What is needed here is an exact copy of every entry.

Source data:
★ ★ ★ ★
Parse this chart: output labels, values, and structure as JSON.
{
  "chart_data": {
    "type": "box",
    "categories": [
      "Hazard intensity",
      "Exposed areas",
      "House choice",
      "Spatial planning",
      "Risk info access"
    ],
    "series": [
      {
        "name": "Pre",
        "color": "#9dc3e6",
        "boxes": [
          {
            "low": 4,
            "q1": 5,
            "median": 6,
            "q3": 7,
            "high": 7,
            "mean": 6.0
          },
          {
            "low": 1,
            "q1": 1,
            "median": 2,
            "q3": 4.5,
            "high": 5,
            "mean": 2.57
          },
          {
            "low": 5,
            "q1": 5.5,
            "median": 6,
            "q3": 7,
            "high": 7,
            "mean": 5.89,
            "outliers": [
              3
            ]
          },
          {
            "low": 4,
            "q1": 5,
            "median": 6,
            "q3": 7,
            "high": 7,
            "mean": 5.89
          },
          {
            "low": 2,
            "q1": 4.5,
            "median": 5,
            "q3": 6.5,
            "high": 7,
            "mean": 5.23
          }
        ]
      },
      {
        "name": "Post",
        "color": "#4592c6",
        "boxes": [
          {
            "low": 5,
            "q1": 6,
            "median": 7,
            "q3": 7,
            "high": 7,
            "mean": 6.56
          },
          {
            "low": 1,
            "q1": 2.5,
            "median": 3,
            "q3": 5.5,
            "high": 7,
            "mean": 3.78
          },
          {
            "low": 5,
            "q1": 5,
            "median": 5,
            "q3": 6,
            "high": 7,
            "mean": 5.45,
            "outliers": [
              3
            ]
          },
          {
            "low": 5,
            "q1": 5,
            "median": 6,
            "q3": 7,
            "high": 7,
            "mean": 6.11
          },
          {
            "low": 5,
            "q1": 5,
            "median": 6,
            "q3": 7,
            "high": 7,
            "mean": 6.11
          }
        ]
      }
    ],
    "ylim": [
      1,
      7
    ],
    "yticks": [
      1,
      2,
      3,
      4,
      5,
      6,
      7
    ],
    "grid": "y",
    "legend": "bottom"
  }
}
★ ★ ★ ★
Answer to this exercise:
Parse this chart: output labels, values, and structure as JSON.
{
  "chart_data": {
    "type": "box",
    "categories": [
      "Hazard intensity",
      "Exposed areas",
      "House choice",
      "Spatial planning",
      "Risk info access"
    ],
    "series": [
      {
        "name": "Pre",
        "color": "#9dc3e6",
        "boxes": [
          {
            "low": 4,
            "q1": 5,
            "median": 6,
            "q3": 7,
            "high": 7,
            "mean": 6.0
          },
          {
            "low": 1,
            "q1": 1,
            "median": 2,
            "q3": 4.5,
            "high": 5,
            "mean": 2.57
          },
          {
            "low": 5,
            "q1": 5.5,
            "median": 6,
            "q3": 7,
            "high": 7,
            "mean": 5.89,
            "outliers": [
              3
            ]
          },
          {
            "low": 4,
            "q1": 5,
            "median": 6,
            "q3": 7,
            "high": 7,
            "mean": 5.89
          },
          {
            "low": 2,
            "q1": 4.5,
            "median": 5,
            "q3": 6.5,
            "high": 7,
            "mean": 5.23
          }
        ]
      },
      {
        "name": "Post",
        "color": "#4592c6",
        "boxes": [
          {
            "low": 5,
            "q1": 6,
            "median": 7,
            "q3": 7,
            "high": 7,
            "mean": 6.56
          },
          {
            "low": 1,
            "q1": 2.5,
            "median": 3,
            "q3": 5.5,
            "high": 7,
            "mean": 3.78
          },
          {
            "low": 5,
            "q1": 5,
            "median": 5,
            "q3": 6,
            "high": 7,
            "mean": 5.45,
            "outliers": [
              3
            ]
          },
          {
            "low": 5,
            "q1": 5,
            "median": 6,
            "q3": 7,
            "high": 7,
            "mean": 6.11
          },
          {
            "low": 5,
            "q1": 5,
            "median": 6,
            "q3": 7,
            "high": 7,
            "mean": 6.11
          }
        ]
      }
    ],
    "ylim": [
      1,
      7
    ],
    "yticks": [
      1,
      2,
      3,
      4,
      5,
      6,
      7
    ],
    "grid": "y",
    "legend": "bottom"
  }
}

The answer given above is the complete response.